-------- Data extract

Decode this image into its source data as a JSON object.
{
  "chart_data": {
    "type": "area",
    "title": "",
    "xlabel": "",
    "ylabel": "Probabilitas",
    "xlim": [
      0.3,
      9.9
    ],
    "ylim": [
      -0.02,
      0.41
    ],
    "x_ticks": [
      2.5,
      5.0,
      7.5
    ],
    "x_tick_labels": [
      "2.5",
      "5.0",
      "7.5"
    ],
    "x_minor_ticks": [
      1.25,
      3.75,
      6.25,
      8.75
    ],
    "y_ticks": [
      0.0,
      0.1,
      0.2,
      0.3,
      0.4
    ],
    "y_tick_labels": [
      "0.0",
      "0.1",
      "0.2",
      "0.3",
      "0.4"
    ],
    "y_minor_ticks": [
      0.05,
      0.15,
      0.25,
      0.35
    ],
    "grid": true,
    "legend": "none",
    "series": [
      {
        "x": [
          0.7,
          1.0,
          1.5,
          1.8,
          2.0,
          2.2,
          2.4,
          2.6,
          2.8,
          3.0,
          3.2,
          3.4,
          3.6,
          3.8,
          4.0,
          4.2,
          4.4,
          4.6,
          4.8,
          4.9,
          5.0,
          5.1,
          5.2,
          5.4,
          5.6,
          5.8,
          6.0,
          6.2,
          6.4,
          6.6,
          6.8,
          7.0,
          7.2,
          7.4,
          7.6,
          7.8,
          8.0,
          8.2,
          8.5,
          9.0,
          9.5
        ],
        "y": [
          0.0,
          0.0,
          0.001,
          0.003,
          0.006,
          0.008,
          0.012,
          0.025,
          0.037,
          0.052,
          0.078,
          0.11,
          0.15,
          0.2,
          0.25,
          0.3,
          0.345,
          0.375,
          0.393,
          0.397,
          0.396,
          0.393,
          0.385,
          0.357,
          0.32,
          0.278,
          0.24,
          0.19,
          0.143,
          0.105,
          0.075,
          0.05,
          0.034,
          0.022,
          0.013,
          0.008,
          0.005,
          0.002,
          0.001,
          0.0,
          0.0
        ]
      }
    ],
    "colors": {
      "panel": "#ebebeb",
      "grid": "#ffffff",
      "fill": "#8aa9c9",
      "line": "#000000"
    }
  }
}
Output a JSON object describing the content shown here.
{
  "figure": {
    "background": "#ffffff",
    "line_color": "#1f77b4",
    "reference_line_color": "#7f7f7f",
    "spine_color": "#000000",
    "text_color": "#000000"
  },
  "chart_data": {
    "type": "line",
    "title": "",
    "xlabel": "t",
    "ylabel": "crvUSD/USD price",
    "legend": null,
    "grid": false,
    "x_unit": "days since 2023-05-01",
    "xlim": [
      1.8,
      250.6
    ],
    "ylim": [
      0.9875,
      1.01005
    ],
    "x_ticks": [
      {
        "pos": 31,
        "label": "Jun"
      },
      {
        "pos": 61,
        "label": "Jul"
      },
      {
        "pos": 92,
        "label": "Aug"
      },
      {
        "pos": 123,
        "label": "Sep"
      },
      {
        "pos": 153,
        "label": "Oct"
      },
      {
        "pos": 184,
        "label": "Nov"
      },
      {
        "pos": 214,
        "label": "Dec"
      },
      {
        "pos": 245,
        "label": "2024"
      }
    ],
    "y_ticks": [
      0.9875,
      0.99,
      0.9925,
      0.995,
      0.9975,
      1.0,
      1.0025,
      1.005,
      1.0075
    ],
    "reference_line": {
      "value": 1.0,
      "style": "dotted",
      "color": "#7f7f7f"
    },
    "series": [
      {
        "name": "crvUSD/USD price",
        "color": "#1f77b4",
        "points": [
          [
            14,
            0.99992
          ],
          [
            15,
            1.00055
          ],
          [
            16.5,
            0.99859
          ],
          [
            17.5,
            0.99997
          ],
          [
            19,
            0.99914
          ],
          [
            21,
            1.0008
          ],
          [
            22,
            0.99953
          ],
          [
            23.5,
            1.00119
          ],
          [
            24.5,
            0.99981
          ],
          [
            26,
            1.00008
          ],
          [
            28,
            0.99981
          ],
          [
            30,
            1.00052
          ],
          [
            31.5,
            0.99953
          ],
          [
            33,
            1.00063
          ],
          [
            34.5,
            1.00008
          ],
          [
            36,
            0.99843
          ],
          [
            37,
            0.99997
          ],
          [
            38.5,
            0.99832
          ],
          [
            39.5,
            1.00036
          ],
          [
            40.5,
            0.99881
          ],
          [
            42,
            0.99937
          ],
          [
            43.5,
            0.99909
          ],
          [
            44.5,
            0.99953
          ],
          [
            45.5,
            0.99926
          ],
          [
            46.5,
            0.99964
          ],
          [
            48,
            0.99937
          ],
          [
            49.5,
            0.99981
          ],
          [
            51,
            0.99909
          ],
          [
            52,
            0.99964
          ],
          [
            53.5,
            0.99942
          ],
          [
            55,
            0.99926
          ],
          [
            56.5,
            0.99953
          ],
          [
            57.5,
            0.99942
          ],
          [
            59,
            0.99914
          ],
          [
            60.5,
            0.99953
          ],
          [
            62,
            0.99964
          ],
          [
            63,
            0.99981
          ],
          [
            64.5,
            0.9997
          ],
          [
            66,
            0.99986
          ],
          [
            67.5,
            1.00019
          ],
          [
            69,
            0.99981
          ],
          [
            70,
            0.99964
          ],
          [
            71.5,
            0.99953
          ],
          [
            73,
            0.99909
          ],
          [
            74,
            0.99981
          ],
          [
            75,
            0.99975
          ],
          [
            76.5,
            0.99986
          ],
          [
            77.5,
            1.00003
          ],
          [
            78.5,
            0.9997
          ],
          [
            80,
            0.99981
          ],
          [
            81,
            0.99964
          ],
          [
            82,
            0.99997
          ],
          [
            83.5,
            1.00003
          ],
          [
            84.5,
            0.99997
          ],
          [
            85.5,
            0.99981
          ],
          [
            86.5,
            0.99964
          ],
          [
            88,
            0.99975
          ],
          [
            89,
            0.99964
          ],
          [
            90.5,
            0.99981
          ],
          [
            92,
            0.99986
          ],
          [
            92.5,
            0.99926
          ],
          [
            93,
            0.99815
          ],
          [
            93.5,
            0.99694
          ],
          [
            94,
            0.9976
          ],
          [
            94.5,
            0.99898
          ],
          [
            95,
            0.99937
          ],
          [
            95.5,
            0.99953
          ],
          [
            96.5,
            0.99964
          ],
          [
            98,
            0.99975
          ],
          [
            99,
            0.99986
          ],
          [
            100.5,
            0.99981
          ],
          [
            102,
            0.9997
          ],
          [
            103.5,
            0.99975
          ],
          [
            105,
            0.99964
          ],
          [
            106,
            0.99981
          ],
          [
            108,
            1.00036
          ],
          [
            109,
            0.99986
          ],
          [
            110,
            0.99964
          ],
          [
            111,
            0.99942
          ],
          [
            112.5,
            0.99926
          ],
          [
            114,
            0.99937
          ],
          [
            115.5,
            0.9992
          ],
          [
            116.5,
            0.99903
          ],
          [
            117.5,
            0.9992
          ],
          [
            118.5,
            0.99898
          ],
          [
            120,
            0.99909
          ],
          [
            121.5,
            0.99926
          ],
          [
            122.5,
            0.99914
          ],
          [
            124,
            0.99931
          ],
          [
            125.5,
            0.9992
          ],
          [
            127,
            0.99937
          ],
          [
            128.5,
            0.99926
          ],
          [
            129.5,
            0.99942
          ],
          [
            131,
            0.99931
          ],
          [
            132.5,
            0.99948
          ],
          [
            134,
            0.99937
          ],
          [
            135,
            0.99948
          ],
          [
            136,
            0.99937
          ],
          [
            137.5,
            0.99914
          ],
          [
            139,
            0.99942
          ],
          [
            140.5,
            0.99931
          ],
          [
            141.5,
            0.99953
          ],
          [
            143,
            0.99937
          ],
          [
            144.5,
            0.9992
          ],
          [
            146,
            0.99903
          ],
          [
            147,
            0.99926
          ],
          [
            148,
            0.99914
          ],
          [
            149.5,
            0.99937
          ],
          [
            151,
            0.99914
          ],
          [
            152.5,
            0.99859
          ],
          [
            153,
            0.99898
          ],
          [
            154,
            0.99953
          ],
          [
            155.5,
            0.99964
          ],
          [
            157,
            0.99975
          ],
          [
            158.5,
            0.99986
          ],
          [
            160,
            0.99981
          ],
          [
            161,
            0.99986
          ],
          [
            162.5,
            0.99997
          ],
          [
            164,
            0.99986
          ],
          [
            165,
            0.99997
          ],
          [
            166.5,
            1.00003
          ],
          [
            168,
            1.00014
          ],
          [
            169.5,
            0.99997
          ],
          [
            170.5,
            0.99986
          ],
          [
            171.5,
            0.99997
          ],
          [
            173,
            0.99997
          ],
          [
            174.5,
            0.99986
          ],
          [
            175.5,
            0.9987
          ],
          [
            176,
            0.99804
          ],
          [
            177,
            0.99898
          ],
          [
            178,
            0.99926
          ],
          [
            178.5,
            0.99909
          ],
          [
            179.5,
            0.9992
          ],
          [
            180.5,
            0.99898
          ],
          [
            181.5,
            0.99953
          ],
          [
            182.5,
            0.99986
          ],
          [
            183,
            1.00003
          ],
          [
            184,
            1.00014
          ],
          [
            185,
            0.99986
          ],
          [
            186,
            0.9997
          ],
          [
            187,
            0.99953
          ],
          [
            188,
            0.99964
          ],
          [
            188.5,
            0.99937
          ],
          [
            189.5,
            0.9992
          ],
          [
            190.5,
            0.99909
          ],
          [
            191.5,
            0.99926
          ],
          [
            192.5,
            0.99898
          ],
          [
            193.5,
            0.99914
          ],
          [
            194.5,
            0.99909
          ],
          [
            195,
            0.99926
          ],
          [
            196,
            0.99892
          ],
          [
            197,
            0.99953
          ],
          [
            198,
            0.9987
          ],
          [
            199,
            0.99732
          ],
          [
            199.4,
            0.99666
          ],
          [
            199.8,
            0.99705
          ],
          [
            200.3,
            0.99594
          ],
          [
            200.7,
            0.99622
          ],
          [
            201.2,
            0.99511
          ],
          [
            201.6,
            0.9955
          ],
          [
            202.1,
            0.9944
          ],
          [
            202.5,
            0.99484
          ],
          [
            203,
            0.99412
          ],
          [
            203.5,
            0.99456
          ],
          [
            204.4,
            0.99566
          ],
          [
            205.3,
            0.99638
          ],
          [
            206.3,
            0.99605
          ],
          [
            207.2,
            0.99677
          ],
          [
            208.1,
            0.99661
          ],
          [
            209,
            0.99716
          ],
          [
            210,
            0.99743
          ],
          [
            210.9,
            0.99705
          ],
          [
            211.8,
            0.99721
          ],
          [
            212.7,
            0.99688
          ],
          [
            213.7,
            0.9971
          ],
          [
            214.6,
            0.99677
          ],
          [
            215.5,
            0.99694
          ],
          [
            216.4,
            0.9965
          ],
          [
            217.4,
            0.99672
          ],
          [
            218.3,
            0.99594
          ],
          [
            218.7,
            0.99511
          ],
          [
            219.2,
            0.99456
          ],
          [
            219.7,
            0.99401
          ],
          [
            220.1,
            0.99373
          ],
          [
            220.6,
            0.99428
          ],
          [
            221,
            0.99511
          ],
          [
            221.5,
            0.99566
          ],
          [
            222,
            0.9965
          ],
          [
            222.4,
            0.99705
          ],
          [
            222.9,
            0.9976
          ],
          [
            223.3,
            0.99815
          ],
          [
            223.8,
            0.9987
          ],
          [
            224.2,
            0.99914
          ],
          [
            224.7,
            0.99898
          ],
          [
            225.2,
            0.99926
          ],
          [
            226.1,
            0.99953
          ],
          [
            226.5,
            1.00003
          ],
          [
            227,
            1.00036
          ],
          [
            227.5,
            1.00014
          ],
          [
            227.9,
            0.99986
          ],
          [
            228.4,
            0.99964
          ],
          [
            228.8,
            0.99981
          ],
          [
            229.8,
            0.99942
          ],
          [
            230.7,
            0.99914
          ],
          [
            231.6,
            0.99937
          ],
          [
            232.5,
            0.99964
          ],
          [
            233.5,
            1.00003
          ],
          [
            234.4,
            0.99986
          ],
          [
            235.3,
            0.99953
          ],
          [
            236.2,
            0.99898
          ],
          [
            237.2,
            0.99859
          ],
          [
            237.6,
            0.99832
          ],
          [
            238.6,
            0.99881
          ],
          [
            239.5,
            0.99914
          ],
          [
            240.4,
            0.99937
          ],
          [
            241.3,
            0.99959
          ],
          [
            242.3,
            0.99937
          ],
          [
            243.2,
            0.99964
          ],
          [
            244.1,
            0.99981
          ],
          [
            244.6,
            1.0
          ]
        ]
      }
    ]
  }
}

----------------

Problem → Go through the listing above and locate each line that holds the word "object". Copy those lines.

Result of this task →
Decode this image into its source data as a JSON object.
Output a JSON object describing the content shown here.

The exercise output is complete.